→ **Extrait du texte**:
+ + + +

Séance du mardi 8 juin 1824

M. le maréchal duc d’Albuféra obtient la parole pour honorer d’un juste hommage la mémoire de feu M. le maréchal prince d’Eckmühl, enlevé à la Chambre le 1er juin 1823. L’orateur s’exprime en ces termes :

Messieurs,

Je viens, d’après un noble usage suivi religieusement parmi nous, rendre un hommage mérité à la mémoire d’un de nos illustres collègues. Le Maréchal prince d’Eckmühl avait des droits à notre estime par la réunion de toutes les vertus guerrières, qu’il a constamment professées depuis son début dans la carrière militaire jusqu’à la fin de ses glorieux travaux.

Jeune, il vole à la défense de notre territoire menacé d’une invasion étrangère. L’amour de la gloire, ce sentiment inné dans le ccœurdes Français de tous les temps, le conduit dans ces bataillons de volontaires qui fournirent tant de grands généraux. Son courage l’élève à tous les grades.

+ + + +

[Lignes de données]
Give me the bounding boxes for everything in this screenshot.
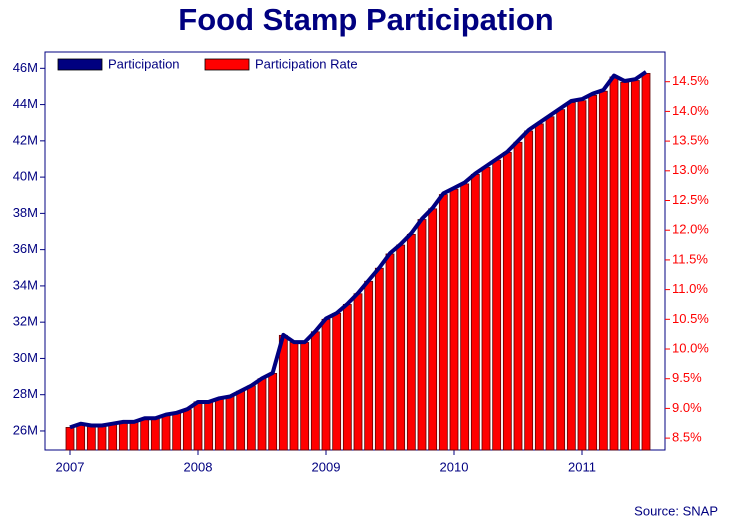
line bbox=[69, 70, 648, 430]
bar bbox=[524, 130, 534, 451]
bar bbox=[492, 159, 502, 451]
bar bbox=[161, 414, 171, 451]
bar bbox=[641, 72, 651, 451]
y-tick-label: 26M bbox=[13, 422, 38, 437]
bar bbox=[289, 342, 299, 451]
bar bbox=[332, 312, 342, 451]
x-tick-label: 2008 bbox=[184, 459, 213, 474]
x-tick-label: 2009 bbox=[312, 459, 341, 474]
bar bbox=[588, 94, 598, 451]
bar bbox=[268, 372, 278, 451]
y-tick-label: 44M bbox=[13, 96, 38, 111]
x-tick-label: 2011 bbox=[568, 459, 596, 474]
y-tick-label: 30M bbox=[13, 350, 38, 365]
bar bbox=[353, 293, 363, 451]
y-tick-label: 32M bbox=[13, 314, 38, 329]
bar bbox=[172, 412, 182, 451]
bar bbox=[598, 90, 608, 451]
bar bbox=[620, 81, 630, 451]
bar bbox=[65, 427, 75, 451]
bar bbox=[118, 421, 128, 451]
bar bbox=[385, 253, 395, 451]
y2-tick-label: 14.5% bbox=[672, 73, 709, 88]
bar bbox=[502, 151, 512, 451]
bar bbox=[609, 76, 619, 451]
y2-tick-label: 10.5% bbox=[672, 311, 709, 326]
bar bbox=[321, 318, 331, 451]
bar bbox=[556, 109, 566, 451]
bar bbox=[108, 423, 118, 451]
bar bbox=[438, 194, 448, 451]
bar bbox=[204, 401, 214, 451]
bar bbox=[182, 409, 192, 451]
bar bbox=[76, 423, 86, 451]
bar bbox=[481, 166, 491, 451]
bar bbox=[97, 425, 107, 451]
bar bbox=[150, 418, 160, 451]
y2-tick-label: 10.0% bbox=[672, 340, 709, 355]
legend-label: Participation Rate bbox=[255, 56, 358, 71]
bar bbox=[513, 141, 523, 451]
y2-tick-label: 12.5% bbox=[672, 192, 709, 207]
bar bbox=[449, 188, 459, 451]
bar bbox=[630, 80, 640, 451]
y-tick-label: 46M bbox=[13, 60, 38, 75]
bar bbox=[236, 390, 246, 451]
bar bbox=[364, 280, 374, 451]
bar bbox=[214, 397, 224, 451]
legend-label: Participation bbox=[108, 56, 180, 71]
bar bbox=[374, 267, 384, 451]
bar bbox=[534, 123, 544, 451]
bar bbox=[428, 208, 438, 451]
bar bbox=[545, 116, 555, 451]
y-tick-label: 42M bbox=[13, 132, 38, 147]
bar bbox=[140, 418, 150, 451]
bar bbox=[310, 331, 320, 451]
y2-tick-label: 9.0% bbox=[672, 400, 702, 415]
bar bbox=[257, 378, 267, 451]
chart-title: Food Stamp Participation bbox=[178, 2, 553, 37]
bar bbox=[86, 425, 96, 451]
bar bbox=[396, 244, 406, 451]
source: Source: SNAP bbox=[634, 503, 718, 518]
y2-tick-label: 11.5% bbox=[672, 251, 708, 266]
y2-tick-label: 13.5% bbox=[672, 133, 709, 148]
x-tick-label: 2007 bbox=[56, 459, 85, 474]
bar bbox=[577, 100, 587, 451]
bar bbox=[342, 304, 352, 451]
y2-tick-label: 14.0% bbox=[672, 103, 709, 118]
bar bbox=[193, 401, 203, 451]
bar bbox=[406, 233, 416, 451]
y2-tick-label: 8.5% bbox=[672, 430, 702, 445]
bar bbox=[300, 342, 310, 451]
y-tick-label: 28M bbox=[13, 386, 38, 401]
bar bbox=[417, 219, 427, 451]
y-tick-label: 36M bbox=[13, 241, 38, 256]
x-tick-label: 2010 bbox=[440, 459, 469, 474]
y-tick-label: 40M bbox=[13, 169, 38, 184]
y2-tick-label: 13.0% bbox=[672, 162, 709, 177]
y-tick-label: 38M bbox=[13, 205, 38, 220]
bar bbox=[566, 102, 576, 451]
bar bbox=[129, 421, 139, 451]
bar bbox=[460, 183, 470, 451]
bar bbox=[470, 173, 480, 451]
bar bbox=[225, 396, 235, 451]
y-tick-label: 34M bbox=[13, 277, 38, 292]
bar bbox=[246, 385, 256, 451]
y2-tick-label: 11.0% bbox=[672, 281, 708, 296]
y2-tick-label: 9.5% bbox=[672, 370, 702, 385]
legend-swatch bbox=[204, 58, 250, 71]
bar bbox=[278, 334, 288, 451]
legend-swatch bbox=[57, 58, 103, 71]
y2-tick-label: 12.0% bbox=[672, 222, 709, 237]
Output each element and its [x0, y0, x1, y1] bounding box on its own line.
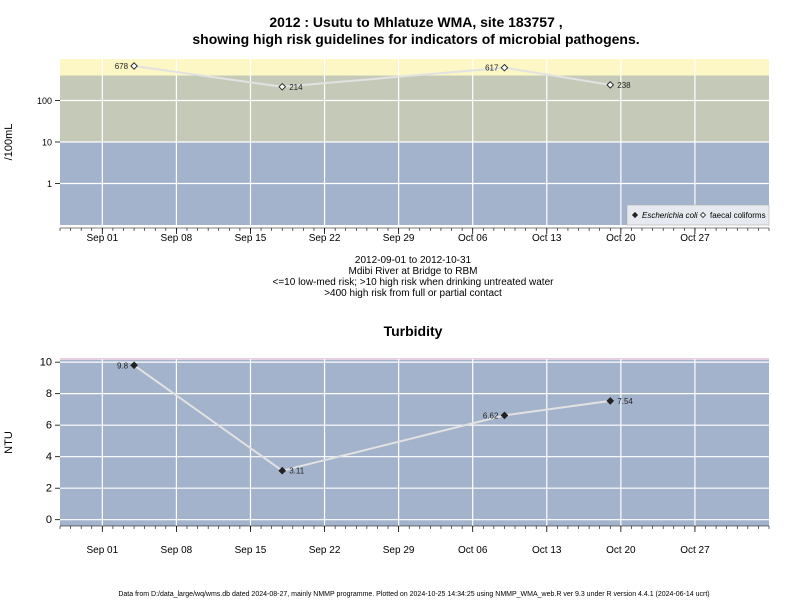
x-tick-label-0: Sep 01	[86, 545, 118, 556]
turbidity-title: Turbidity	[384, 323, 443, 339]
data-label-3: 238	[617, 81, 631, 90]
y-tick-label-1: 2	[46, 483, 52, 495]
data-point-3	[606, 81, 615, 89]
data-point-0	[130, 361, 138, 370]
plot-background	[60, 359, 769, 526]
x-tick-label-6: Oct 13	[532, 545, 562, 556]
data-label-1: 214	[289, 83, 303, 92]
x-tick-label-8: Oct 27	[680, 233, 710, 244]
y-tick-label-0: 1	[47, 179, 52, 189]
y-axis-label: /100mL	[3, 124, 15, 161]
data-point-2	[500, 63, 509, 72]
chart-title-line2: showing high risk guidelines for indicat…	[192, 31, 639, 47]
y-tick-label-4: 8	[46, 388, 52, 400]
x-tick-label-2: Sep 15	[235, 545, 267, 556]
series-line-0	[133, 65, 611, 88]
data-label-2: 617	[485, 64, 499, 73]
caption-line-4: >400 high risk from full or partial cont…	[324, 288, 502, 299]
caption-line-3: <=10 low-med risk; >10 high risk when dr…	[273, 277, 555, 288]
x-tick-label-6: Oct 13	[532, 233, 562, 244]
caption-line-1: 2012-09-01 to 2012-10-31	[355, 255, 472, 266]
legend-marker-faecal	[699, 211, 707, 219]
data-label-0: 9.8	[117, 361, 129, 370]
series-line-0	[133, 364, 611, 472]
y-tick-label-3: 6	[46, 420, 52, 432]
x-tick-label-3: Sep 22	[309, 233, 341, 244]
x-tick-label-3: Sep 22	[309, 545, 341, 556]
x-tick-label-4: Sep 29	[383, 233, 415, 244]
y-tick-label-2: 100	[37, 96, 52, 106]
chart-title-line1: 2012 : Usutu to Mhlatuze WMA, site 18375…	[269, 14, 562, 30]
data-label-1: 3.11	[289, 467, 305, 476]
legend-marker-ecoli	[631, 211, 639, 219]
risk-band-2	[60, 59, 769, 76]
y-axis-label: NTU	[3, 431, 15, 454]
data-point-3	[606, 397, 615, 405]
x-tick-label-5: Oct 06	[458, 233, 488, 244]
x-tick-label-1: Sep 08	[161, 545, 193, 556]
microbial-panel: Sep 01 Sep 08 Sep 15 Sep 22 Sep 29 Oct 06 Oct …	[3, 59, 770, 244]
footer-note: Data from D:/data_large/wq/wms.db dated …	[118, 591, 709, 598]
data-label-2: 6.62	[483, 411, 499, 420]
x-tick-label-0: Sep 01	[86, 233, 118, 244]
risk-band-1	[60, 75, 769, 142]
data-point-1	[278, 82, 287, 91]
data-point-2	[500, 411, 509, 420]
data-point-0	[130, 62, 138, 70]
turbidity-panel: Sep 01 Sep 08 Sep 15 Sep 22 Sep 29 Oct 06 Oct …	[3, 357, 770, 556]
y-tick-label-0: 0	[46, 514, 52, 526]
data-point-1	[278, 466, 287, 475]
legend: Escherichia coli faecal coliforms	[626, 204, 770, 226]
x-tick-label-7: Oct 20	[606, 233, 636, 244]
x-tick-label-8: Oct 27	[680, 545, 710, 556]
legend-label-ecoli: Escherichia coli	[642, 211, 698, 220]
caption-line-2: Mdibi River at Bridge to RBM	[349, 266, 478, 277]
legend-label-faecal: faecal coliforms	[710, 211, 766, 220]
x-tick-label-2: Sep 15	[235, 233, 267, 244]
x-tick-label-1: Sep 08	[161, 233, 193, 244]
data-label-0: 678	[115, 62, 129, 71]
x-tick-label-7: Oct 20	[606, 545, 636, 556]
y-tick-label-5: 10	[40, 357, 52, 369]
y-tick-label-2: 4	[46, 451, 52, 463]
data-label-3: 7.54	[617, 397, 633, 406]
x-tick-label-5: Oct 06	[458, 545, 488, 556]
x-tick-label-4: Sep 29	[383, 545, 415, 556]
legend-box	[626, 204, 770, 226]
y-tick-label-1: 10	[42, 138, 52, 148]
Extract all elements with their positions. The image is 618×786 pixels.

+ + + +

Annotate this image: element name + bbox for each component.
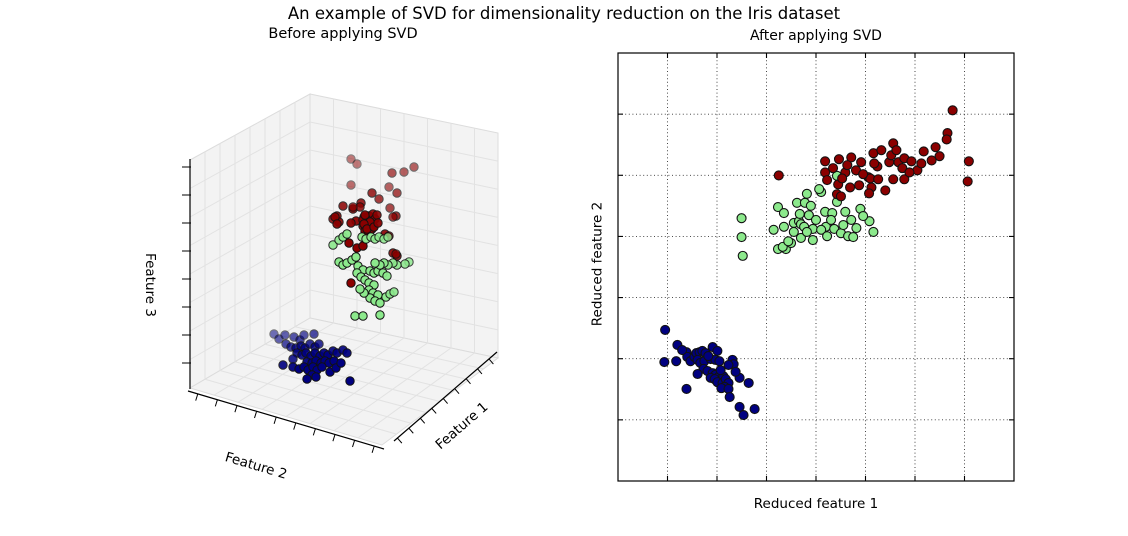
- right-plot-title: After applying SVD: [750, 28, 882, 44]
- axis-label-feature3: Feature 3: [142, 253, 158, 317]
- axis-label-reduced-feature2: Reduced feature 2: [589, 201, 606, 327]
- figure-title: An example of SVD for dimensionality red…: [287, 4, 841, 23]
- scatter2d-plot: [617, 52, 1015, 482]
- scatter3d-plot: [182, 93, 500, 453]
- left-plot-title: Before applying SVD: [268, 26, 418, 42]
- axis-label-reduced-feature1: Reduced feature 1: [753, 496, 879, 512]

+ + + +

→ **Consignes**:
1/ Recopiez le passage de l'éloge funèbre allant de « M. le maréchal duc » jusqu'à « tous les grades. », en remplaçant « collègues » par « confrères ».
2/ Présentez sous forme de liste JSON de chaînes, à raison d'une chaîne par ligne, les lignes des données allant de celle qui contient « line bbox=[69, 70, 648, 430] » jusqu'à celle qui contient « bar bbox=[588, 94, 598, 451] ».

→ **Corrigés**:
1/
M. le maréchal duc d’Albuféra obtient la parole pour honorer d’un juste hommage la mémoire de feu M. le maréchal prince d’Eckmühl, enlevé à la Chambre le 1er juin 1823. L’orateur s’exprime en ces termes :

Messieurs,

Je viens, d’après un noble usage suivi religieusement parmi nous, rendre un hommage mérité à la mémoire d’un de nos illustres confrères. Le Maréchal prince d’Eckmühl avait des droits à notre estime par la réunion de toutes les vertus guerrières, qu’il a constamment professées depuis son début dans la carrière militaire jusqu’à la fin de ses glorieux travaux.

Jeune, il vole à la défense de notre territoire menacé d’une invasion étrangère. L’amour de la gloire, ce sentiment inné dans le ccœurdes Français de tous les temps, le conduit dans ces bataillons de volontaires qui fournirent tant de grands généraux. Son courage l’élève à tous les grades.

2/
[
  "line bbox=[69, 70, 648, 430]",
  "bar bbox=[524, 130, 534, 451]",
  "bar bbox=[492, 159, 502, 451]",
  "bar bbox=[161, 414, 171, 451]",
  "bar bbox=[641, 72, 651, 451]",
  "y-tick-label: 26M bbox=[13, 422, 38, 437]",
  "bar bbox=[289, 342, 299, 451]",
  "bar bbox=[332, 312, 342, 451]",
  "x-tick-label: 2008 bbox=[184, 459, 213, 474]",
  "x-tick-label: 2009 bbox=[312, 459, 341, 474]",
  "bar bbox=[588, 94, 598, 451]"
]